Dataset items:

/---

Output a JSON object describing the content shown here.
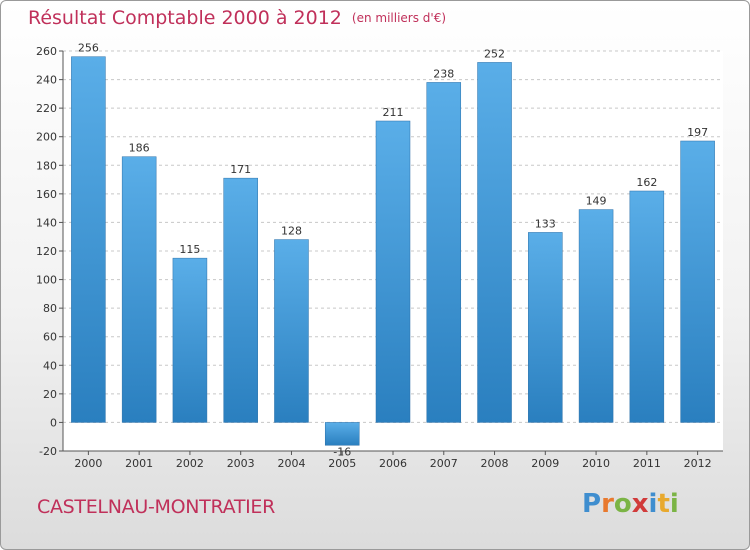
{
  "header": {
    "title": "Résultat Comptable 2000 à 2012",
    "subtitle": "(en milliers d'€)"
  },
  "footer": {
    "commune": "CASTELNAU-MONTRATIER",
    "logo_letters": [
      "P",
      "r",
      "o",
      "x",
      "i",
      "t",
      "i"
    ],
    "logo_colors": [
      "#3f8ecf",
      "#e8792e",
      "#7bb445",
      "#d13b3b",
      "#3f8ecf",
      "#e8a92e",
      "#7bb445"
    ]
  },
  "colors": {
    "bar_top": "#5aaee8",
    "bar_bottom": "#2a7fbf",
    "title": "#c0305a",
    "axis_text": "#333333"
  },
  "chart_data": {
    "type": "bar",
    "title": "Résultat Comptable 2000 à 2012",
    "subtitle": "(en milliers d'€)",
    "categories": [
      "2000",
      "2001",
      "2002",
      "2003",
      "2004",
      "2005",
      "2006",
      "2007",
      "2008",
      "2009",
      "2010",
      "2011",
      "2012"
    ],
    "values": [
      256,
      186,
      115,
      171,
      128,
      -16,
      211,
      238,
      252,
      133,
      149,
      162,
      197
    ],
    "ylim": [
      -20,
      260
    ],
    "yticks": [
      -20,
      0,
      20,
      40,
      60,
      80,
      100,
      120,
      140,
      160,
      180,
      200,
      220,
      240,
      260
    ],
    "grid": true,
    "xlabel": "",
    "ylabel": ""
  }
}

\---

WHAT IS EXPECTED: Take the listing above and print it exactly, apart from the pictures.

OUTPUT BELOW:
Output a JSON object describing the content shown here.
{
  "header": {
    "title": "Résultat Comptable 2000 à 2012",
    "subtitle": "(en milliers d'€)"
  },
  "footer": {
    "commune": "CASTELNAU-MONTRATIER",
    "logo_letters": [
      "P",
      "r",
      "o",
      "x",
      "i",
      "t",
      "i"
    ],
    "logo_colors": [
      "#3f8ecf",
      "#e8792e",
      "#7bb445",
      "#d13b3b",
      "#3f8ecf",
      "#e8a92e",
      "#7bb445"
    ]
  },
  "colors": {
    "bar_top": "#5aaee8",
    "bar_bottom": "#2a7fbf",
    "title": "#c0305a",
    "axis_text": "#333333"
  },
  "chart_data": {
    "type": "bar",
    "title": "Résultat Comptable 2000 à 2012",
    "subtitle": "(en milliers d'€)",
    "categories": [
      "2000",
      "2001",
      "2002",
      "2003",
      "2004",
      "2005",
      "2006",
      "2007",
      "2008",
      "2009",
      "2010",
      "2011",
      "2012"
    ],
    "values": [
      256,
      186,
      115,
      171,
      128,
      -16,
      211,
      238,
      252,
      133,
      149,
      162,
      197
    ],
    "ylim": [
      -20,
      260
    ],
    "yticks": [
      -20,
      0,
      20,
      40,
      60,
      80,
      100,
      120,
      140,
      160,
      180,
      200,
      220,
      240,
      260
    ],
    "grid": true,
    "xlabel": "",
    "ylabel": ""
  }
}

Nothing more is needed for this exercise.